## EXCERPTED RECORDS
----------------------------------------

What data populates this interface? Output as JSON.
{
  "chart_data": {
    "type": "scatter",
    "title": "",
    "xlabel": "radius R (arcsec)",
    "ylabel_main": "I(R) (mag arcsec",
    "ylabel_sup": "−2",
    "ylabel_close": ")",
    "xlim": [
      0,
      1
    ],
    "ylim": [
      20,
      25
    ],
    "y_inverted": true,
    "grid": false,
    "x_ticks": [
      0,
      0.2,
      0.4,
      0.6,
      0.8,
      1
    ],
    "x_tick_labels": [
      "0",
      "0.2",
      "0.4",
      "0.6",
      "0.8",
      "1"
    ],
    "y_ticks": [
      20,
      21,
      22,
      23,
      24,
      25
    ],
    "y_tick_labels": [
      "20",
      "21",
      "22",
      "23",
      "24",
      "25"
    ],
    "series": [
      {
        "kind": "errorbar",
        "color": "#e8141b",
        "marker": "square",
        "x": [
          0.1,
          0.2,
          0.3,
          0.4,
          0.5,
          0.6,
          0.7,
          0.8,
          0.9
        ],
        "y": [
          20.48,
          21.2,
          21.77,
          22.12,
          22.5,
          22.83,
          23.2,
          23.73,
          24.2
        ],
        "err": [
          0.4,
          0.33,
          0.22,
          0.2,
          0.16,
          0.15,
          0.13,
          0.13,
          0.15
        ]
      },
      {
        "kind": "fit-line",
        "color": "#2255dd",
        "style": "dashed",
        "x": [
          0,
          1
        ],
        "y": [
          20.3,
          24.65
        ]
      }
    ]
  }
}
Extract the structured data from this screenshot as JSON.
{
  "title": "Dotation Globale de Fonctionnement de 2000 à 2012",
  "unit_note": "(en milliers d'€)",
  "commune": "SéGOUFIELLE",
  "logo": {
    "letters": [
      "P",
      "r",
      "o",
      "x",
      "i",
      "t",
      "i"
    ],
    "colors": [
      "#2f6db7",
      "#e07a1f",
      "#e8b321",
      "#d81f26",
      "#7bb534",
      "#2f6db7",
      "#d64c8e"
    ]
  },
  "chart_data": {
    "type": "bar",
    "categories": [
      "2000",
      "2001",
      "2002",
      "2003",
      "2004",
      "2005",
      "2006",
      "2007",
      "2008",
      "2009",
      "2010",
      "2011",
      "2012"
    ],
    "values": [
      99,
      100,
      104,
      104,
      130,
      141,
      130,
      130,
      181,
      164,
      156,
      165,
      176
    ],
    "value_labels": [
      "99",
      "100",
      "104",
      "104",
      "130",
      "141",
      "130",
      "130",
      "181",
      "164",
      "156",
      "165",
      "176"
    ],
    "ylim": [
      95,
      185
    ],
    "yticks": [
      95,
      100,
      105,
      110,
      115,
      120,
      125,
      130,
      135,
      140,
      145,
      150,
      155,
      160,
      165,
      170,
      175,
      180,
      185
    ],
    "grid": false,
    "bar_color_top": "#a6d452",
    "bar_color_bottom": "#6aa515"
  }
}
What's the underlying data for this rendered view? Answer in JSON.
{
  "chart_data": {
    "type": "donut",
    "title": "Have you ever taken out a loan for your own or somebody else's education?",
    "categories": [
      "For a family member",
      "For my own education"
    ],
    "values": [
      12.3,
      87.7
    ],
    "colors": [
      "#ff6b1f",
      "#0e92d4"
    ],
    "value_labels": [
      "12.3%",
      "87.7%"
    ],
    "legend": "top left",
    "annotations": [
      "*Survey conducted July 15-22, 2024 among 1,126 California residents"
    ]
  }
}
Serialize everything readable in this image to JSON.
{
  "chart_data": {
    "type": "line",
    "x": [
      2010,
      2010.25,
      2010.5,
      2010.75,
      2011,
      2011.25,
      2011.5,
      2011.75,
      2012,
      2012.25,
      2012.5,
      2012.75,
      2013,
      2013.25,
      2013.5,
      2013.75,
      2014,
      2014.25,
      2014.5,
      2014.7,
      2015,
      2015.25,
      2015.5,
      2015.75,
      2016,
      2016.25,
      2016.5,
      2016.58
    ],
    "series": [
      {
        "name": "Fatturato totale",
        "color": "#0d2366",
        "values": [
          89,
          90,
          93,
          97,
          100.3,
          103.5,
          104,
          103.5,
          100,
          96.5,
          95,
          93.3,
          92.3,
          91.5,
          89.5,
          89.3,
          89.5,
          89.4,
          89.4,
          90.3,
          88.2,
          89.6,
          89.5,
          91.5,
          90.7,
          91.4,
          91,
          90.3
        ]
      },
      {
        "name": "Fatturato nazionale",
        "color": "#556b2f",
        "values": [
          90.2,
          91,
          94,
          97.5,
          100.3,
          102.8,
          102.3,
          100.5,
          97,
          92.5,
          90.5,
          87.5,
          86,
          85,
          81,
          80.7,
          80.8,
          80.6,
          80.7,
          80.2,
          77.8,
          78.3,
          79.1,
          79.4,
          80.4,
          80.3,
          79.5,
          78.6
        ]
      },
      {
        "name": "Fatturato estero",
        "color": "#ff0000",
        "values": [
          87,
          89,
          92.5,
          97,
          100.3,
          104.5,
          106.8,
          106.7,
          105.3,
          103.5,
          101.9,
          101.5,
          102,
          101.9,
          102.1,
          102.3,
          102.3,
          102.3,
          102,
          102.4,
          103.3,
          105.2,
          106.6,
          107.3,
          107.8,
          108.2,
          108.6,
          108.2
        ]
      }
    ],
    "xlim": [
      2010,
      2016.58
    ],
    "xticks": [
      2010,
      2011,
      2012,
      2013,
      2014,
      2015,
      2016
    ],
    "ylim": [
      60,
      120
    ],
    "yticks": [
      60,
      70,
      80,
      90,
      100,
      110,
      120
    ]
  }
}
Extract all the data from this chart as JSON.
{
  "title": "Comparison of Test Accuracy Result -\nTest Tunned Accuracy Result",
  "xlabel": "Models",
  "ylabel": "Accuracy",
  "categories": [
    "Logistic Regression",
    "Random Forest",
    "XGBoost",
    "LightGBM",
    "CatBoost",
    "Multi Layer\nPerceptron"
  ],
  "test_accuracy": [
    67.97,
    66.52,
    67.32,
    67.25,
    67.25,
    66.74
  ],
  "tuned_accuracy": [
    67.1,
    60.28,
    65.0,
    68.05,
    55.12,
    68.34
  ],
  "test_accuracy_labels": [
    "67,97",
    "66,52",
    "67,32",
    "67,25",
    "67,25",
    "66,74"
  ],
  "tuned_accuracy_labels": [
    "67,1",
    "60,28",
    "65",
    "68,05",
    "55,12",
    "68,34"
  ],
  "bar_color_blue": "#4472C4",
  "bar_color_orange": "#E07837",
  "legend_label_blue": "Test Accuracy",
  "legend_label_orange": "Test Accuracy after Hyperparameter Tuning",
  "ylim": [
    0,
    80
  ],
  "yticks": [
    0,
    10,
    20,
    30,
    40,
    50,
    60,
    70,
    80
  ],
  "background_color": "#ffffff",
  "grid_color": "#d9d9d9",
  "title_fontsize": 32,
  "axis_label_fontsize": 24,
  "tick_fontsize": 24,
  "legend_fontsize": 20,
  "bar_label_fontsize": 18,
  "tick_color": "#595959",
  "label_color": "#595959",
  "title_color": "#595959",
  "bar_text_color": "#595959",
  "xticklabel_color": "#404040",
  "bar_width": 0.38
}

----------------------------------------

## TASK PROMPT
Find the string "arcsec" in the entries above and return each line that holds it.

## RESULT BELOW
    "xlabel": "radius R (arcsec)",
    "ylabel_main": "I(R) (mag arcsec",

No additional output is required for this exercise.